Write out each entry again. Keep every word exactly as it is.

» **Data for processing**
-- Begin --

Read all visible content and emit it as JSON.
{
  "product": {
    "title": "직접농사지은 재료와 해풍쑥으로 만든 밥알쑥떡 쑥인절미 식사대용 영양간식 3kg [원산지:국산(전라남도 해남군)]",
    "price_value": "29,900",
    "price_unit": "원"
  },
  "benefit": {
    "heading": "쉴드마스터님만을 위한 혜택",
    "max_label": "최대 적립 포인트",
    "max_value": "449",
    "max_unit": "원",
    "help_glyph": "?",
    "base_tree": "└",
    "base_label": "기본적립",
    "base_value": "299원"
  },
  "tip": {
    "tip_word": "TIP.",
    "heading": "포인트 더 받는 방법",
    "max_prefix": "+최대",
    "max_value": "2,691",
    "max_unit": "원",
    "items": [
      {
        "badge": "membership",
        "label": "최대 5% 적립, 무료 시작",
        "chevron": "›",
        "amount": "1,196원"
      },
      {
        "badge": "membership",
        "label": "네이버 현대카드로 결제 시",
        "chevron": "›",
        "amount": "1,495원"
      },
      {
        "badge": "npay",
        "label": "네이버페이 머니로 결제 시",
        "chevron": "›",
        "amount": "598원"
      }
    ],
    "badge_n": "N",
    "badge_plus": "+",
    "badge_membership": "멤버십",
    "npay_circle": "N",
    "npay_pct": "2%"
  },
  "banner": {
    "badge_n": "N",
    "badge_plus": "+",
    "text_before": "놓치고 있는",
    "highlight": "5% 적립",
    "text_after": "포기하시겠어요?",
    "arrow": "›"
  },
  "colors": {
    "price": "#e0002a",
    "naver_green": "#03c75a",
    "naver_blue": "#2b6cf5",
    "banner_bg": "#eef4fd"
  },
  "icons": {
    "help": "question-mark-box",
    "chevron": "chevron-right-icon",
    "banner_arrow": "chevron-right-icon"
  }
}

-- End --

» **Output of the task**
Read all visible content and emit it as JSON.
{
  "product": {
    "title": "직접농사지은 재료와 해풍쑥으로 만든 밥알쑥떡 쑥인절미 식사대용 영양간식 3kg [원산지:국산(전라남도 해남군)]",
    "price_value": "29,900",
    "price_unit": "원"
  },
  "benefit": {
    "heading": "쉴드마스터님만을 위한 혜택",
    "max_label": "최대 적립 포인트",
    "max_value": "449",
    "max_unit": "원",
    "help_glyph": "?",
    "base_tree": "└",
    "base_label": "기본적립",
    "base_value": "299원"
  },
  "tip": {
    "tip_word": "TIP.",
    "heading": "포인트 더 받는 방법",
    "max_prefix": "+최대",
    "max_value": "2,691",
    "max_unit": "원",
    "items": [
      {
        "badge": "membership",
        "label": "최대 5% 적립, 무료 시작",
        "chevron": "›",
        "amount": "1,196원"
      },
      {
        "badge": "membership",
        "label": "네이버 현대카드로 결제 시",
        "chevron": "›",
        "amount": "1,495원"
      },
      {
        "badge": "npay",
        "label": "네이버페이 머니로 결제 시",
        "chevron": "›",
        "amount": "598원"
      }
    ],
    "badge_n": "N",
    "badge_plus": "+",
    "badge_membership": "멤버십",
    "npay_circle": "N",
    "npay_pct": "2%"
  },
  "banner": {
    "badge_n": "N",
    "badge_plus": "+",
    "text_before": "놓치고 있는",
    "highlight": "5% 적립",
    "text_after": "포기하시겠어요?",
    "arrow": "›"
  },
  "colors": {
    "price": "#e0002a",
    "naver_green": "#03c75a",
    "naver_blue": "#2b6cf5",
    "banner_bg": "#eef4fd"
  },
  "icons": {
    "help": "question-mark-box",
    "chevron": "chevron-right-icon",
    "banner_arrow": "chevron-right-icon"
  }
}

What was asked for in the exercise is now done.